[Dataset records]:

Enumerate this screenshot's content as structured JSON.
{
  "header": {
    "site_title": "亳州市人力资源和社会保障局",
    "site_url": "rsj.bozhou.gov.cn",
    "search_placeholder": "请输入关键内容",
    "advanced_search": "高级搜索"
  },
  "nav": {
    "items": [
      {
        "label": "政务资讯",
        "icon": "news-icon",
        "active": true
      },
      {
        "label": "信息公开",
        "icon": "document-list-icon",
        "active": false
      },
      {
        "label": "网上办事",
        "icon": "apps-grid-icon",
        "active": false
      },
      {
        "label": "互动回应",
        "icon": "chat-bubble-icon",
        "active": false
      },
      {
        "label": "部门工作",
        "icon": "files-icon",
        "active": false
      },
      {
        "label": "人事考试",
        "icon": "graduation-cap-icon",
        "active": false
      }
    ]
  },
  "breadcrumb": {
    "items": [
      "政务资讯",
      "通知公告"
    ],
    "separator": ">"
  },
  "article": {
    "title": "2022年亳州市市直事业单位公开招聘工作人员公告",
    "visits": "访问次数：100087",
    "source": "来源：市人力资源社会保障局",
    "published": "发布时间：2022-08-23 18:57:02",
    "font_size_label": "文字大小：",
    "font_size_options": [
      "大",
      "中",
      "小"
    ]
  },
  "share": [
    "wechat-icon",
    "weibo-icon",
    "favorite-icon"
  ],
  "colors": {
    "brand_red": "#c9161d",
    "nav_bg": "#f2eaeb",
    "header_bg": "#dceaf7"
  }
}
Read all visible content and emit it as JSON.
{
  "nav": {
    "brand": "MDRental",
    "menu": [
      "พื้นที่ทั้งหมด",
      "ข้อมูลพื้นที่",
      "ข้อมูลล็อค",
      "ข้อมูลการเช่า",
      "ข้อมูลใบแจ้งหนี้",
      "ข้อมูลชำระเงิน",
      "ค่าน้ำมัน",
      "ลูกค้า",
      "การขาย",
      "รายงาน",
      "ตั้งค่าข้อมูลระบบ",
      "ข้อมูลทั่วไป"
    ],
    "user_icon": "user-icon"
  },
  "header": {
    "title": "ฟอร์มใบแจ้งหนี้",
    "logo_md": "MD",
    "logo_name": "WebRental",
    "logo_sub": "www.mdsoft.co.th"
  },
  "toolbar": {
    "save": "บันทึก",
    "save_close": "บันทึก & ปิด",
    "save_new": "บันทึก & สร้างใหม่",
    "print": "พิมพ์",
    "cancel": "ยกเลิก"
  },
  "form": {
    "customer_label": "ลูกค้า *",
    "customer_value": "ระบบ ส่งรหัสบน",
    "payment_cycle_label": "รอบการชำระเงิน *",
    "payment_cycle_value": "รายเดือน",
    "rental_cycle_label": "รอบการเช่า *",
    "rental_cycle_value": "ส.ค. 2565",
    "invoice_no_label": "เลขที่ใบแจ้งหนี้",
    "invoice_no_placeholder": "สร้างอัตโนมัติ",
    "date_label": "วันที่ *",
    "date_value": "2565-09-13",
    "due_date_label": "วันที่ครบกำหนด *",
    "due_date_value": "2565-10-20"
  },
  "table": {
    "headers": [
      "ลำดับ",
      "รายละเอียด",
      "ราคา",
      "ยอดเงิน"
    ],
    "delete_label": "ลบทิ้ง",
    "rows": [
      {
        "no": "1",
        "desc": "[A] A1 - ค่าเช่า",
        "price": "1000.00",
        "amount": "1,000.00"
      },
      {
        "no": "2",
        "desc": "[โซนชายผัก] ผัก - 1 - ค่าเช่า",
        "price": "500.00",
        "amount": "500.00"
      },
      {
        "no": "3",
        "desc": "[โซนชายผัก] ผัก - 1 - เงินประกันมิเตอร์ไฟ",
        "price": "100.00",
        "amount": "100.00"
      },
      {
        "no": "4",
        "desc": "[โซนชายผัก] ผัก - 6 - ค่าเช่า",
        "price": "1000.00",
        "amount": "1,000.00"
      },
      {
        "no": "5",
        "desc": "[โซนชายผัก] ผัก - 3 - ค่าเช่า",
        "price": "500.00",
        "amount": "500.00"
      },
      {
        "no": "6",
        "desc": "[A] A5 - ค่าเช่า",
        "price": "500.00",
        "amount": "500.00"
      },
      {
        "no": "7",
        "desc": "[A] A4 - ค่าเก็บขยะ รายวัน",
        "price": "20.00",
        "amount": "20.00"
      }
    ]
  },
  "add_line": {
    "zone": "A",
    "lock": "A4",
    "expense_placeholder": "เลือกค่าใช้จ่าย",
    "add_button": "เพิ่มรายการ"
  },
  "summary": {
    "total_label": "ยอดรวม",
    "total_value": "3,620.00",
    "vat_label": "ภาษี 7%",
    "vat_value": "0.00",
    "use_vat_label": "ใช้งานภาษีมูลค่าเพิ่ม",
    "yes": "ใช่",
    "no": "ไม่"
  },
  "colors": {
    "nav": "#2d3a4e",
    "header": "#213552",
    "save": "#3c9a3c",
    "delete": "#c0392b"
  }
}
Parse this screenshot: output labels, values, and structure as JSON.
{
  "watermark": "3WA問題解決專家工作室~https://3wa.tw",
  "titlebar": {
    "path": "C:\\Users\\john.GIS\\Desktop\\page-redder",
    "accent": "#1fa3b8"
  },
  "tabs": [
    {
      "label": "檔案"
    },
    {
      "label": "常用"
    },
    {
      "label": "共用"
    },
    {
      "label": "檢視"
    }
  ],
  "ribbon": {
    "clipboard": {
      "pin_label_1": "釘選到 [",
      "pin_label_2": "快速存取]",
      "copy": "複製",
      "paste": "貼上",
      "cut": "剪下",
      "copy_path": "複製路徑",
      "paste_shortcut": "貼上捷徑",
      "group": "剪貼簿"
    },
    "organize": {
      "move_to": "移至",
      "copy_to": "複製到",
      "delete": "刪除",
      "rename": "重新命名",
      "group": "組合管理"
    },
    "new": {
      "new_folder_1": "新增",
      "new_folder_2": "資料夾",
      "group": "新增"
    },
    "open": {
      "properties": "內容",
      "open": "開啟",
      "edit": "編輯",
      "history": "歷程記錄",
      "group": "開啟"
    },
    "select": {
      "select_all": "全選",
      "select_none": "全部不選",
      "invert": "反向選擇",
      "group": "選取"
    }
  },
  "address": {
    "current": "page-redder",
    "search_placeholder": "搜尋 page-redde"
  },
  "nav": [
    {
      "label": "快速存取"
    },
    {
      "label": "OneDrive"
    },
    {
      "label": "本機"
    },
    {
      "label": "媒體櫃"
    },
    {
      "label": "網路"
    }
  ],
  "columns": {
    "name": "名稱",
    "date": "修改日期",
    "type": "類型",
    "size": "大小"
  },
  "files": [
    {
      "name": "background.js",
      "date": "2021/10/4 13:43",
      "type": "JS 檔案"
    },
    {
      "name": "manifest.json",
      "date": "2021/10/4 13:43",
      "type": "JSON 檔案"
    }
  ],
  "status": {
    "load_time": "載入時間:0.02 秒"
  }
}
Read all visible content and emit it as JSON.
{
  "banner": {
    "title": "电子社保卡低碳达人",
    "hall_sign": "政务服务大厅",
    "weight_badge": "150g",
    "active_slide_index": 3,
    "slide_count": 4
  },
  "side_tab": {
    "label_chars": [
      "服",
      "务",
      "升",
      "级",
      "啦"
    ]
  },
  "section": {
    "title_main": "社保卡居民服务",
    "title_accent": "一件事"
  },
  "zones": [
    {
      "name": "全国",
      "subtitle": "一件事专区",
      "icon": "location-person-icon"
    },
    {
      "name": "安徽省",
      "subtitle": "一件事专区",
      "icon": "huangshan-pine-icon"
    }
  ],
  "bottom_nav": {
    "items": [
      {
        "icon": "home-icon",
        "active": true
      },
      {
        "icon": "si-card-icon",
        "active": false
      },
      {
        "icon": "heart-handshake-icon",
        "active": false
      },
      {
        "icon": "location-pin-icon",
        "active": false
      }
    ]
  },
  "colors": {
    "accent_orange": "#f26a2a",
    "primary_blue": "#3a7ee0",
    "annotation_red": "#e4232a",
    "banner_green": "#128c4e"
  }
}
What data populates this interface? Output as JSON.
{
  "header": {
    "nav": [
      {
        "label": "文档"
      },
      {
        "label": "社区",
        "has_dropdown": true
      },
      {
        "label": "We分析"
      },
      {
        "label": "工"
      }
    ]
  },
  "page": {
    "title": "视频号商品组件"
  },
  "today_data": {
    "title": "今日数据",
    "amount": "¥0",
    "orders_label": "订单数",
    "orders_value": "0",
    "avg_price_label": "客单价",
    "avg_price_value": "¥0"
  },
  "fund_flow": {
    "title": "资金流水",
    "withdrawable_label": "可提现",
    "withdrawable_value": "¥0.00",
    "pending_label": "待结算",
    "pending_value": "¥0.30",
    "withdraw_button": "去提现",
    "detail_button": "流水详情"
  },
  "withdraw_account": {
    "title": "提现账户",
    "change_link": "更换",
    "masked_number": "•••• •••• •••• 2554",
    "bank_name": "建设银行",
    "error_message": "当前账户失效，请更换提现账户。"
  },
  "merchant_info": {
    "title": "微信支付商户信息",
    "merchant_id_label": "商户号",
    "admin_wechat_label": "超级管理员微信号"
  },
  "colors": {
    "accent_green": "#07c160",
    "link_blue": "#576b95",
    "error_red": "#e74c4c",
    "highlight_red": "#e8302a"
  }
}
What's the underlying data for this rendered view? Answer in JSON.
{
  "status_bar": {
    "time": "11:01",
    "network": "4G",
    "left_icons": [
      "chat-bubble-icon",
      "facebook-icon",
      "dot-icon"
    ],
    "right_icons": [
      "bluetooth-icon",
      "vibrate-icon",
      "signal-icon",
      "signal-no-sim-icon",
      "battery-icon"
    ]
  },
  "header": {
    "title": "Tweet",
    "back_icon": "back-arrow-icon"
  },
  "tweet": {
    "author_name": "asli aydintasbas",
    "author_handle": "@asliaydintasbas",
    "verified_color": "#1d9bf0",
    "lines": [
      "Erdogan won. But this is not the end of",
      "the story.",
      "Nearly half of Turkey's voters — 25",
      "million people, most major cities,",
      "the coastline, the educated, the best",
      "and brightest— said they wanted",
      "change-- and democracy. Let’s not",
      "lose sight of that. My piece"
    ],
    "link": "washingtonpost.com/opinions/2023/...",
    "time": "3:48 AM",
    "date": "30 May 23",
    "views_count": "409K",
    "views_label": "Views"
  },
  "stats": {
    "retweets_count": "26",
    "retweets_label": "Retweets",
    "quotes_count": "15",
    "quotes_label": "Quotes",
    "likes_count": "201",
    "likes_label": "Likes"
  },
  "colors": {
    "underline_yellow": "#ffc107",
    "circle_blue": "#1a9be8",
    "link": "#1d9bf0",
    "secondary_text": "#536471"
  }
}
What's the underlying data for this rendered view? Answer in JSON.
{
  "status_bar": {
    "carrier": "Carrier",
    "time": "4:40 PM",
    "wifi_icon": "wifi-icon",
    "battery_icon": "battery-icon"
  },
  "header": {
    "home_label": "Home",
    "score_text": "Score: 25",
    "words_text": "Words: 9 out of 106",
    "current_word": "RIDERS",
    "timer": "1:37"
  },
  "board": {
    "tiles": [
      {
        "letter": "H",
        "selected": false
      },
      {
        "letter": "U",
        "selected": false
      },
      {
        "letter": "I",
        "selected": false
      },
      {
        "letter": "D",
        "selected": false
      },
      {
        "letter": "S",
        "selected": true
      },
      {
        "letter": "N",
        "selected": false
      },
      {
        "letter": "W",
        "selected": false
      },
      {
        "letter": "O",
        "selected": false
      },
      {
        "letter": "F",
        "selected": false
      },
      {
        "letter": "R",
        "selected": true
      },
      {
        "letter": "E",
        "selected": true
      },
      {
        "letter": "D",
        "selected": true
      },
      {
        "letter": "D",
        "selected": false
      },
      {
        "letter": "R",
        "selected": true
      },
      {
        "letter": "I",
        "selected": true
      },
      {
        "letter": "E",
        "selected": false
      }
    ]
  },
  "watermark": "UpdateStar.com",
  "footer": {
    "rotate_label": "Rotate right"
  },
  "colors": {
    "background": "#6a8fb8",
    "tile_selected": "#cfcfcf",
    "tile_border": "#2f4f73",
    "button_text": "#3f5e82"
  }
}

[Instruction]: All lines above with "watermark" in them should be returned.

[Worked answer]:
  "watermark": "3WA問題解決專家工作室~https://3wa.tw",
  "watermark": "UpdateStar.com",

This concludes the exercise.